Dataset excerpt
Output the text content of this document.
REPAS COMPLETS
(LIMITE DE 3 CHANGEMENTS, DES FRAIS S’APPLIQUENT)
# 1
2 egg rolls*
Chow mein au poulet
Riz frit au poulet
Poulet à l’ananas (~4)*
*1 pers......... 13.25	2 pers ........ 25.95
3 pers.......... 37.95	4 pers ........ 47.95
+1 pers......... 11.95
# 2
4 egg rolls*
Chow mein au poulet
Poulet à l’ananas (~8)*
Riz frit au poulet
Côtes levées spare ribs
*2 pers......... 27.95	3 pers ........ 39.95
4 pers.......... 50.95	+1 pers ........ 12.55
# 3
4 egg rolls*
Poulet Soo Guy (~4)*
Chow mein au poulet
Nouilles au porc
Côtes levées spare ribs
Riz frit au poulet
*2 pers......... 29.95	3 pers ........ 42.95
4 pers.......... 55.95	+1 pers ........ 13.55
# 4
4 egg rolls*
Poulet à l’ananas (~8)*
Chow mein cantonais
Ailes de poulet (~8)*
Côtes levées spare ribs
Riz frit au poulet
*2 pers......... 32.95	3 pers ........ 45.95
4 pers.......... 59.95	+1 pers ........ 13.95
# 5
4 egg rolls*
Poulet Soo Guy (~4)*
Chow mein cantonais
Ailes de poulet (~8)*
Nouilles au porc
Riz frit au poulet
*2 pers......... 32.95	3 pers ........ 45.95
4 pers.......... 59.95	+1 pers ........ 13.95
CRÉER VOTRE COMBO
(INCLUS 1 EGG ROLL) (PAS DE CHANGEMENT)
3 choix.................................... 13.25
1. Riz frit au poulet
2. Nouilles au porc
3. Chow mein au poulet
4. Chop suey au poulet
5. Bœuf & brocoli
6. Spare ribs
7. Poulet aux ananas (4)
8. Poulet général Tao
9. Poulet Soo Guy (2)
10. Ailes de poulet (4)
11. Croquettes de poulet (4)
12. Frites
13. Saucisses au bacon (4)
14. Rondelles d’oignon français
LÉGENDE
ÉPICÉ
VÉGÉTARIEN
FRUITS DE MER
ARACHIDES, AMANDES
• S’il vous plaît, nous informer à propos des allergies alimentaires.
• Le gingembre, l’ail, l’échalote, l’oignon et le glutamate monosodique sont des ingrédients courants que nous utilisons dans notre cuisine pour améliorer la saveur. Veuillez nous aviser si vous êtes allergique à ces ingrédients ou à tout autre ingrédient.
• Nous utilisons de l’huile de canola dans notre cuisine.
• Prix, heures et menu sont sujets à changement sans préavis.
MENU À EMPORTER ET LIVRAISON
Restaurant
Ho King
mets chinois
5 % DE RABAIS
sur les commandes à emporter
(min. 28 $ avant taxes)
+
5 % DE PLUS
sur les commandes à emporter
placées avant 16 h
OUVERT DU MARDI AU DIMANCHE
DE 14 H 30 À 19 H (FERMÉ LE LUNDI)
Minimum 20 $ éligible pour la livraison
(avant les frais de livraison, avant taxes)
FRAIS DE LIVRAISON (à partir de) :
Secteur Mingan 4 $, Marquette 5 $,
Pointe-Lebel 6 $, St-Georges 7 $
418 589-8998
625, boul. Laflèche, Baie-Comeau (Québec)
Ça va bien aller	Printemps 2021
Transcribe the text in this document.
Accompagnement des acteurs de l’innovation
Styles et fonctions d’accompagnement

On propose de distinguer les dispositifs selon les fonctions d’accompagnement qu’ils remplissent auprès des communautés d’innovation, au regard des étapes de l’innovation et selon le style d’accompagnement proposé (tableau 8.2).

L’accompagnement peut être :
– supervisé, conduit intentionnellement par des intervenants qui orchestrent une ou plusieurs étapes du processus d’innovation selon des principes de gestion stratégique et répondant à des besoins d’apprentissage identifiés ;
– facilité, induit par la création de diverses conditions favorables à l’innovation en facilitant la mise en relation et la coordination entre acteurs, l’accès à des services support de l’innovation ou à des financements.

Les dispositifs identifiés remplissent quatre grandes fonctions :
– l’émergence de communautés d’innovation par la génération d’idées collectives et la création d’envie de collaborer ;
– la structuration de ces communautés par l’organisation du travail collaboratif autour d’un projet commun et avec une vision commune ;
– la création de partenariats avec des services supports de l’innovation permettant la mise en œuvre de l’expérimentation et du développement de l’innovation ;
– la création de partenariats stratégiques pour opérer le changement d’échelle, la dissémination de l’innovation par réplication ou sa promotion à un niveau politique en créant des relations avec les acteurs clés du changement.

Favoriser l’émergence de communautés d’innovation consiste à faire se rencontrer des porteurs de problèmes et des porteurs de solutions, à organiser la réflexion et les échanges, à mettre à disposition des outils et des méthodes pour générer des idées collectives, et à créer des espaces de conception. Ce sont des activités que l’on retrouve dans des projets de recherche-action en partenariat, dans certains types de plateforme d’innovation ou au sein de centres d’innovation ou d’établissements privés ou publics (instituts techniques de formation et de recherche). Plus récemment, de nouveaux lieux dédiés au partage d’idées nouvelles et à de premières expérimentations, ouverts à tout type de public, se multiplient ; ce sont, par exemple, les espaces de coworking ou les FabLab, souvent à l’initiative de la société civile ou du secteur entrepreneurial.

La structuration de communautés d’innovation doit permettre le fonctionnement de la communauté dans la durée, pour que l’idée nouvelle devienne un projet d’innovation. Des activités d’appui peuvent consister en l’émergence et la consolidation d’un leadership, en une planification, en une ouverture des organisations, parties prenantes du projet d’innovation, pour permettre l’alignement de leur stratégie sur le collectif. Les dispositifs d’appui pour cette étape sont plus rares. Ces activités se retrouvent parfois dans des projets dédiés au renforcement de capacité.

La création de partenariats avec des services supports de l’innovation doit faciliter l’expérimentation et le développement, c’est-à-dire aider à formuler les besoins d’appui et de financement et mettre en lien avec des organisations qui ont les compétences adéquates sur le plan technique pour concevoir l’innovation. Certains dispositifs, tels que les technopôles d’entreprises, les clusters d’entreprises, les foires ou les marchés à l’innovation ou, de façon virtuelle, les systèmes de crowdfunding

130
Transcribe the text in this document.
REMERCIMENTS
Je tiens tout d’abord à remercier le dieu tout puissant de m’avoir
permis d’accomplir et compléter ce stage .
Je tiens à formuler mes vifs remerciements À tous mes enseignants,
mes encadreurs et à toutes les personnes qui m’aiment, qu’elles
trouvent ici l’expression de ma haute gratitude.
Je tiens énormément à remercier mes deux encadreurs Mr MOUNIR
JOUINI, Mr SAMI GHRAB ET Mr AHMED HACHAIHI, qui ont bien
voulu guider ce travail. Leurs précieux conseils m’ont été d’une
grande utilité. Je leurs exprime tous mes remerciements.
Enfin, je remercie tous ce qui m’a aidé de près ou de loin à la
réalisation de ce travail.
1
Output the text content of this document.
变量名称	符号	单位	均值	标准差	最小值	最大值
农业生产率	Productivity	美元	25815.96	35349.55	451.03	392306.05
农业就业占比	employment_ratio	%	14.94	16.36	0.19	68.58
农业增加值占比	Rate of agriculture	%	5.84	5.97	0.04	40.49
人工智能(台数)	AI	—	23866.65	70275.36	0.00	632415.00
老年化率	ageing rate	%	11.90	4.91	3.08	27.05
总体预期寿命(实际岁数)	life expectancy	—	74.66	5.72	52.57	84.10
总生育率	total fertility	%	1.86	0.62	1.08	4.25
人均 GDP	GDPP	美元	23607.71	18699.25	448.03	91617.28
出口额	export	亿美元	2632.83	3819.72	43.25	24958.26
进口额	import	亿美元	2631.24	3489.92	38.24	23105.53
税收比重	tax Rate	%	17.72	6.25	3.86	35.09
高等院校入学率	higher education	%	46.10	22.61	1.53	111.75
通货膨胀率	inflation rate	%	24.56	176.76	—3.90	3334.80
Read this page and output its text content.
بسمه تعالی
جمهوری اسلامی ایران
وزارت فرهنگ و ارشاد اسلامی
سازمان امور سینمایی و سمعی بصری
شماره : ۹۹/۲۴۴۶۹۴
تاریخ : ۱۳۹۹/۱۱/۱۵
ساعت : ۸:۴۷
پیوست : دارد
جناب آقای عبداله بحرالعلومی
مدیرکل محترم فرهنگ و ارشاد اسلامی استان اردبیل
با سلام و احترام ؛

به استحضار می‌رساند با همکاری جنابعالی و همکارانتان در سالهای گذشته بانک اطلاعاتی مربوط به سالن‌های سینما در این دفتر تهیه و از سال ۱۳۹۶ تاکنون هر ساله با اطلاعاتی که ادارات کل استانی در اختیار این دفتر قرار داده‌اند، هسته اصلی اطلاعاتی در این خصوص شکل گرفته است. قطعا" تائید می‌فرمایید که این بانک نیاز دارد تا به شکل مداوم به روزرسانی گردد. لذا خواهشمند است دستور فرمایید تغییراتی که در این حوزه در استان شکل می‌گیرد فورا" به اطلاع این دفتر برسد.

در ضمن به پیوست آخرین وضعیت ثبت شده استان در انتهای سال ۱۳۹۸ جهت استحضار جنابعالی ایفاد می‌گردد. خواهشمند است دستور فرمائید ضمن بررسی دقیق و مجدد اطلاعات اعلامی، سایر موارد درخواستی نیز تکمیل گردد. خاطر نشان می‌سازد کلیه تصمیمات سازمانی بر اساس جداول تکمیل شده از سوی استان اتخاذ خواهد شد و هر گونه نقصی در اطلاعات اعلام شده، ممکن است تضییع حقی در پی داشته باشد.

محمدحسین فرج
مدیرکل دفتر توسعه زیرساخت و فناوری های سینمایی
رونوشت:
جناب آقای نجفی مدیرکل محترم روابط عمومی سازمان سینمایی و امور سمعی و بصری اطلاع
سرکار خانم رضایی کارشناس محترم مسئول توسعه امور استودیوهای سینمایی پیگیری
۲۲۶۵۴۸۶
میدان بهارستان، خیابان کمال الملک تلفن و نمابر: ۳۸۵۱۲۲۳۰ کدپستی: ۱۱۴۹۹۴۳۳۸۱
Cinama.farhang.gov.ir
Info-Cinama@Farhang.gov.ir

# Work to do:
Give the number of lines in the entries that include the string "آقای", and nothing more.

# Written solution:
2